» SUPPLIED MATERIAL

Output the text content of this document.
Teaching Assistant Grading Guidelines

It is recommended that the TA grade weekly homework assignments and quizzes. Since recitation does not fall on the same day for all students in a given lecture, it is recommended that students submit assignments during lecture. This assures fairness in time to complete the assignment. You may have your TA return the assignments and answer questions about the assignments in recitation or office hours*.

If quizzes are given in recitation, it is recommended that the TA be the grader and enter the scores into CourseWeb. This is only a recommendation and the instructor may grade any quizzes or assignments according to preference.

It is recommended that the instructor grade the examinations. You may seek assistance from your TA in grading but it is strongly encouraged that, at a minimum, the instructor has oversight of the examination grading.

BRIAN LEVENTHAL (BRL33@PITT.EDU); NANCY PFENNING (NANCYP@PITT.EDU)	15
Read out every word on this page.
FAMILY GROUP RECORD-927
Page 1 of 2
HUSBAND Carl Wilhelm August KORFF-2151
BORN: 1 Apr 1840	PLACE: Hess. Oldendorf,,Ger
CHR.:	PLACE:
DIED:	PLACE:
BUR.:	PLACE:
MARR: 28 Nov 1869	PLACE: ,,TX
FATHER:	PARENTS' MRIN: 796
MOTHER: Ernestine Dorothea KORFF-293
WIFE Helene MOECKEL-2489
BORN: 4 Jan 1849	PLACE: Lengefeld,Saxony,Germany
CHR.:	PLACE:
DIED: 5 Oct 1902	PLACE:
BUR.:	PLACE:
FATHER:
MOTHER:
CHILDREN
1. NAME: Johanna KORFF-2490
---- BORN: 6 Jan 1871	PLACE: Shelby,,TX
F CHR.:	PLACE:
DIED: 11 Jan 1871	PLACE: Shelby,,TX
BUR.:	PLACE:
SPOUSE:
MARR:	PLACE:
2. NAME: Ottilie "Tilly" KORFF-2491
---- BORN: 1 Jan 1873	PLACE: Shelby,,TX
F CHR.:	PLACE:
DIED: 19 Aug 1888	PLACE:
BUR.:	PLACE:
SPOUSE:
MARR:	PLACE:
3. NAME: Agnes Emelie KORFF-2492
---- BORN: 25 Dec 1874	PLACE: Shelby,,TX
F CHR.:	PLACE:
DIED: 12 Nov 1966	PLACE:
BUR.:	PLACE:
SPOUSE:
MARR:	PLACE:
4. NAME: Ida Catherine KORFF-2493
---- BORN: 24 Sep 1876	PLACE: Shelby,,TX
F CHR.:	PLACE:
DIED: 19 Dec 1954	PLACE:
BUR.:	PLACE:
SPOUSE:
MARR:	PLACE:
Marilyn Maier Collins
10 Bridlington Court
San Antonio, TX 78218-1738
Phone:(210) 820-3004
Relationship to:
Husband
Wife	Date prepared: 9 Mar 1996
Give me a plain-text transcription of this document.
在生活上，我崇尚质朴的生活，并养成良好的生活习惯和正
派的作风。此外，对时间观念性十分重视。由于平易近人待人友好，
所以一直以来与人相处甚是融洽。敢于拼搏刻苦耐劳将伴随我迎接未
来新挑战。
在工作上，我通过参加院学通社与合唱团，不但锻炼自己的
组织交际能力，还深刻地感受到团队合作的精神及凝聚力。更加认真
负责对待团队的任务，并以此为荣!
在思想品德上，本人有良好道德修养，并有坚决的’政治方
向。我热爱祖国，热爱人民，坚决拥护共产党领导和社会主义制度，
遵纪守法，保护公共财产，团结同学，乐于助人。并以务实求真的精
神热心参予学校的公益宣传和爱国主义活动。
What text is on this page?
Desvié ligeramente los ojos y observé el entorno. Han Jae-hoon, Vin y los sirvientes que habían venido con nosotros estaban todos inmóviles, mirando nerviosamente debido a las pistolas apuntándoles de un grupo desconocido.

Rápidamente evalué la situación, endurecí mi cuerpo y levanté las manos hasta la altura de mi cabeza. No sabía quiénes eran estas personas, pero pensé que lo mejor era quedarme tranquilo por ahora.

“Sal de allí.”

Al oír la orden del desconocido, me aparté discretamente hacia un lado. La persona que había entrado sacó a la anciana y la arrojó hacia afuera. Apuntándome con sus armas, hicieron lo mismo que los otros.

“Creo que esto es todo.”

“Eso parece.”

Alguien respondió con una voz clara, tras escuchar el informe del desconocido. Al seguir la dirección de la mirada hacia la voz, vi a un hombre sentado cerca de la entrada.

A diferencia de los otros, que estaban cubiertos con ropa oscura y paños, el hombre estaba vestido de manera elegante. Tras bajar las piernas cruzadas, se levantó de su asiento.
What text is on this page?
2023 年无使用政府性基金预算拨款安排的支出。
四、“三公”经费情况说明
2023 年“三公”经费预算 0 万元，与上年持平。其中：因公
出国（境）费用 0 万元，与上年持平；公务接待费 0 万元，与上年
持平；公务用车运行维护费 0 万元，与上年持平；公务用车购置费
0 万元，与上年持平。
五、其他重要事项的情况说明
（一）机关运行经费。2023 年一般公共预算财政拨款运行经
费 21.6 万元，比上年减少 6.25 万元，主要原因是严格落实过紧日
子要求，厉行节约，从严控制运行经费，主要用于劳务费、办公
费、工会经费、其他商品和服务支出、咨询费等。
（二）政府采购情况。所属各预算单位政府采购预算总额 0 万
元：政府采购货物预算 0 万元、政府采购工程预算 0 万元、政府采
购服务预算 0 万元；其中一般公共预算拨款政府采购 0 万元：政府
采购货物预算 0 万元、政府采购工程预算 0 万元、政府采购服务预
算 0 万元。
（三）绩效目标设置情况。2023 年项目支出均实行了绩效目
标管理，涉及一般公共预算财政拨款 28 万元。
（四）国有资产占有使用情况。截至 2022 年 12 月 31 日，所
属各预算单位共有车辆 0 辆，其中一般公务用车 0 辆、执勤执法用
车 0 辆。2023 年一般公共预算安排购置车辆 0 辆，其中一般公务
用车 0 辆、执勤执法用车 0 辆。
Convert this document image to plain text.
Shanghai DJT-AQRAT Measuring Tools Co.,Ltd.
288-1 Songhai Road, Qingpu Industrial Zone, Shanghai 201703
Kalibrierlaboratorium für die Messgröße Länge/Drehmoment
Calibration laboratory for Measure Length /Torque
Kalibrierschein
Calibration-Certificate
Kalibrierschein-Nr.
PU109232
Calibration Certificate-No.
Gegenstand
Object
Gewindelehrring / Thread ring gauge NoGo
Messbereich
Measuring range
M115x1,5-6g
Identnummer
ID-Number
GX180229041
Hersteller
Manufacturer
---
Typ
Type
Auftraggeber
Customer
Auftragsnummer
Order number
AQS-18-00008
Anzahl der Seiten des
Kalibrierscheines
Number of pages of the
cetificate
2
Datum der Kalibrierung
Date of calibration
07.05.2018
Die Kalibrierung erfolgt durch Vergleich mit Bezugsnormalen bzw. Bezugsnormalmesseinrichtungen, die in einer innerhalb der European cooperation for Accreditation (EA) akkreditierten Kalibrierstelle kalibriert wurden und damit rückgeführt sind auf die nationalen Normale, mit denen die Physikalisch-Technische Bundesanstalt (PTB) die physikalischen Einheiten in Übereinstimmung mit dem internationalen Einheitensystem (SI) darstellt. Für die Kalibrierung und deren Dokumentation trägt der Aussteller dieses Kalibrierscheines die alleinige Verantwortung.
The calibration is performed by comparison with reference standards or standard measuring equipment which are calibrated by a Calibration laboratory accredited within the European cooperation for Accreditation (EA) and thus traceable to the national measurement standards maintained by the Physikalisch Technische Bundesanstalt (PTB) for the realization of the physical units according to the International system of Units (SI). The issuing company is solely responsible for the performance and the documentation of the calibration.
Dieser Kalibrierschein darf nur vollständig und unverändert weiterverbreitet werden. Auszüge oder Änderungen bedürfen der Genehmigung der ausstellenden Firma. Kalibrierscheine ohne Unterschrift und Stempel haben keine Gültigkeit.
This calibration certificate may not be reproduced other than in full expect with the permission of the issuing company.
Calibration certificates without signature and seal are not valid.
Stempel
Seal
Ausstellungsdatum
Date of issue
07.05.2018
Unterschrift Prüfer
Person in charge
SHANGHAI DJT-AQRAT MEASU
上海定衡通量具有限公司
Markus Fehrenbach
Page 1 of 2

» TO DO
Report only how many lines of the listing hold the word "hacia".

» ANSWER TO THIS TASK
2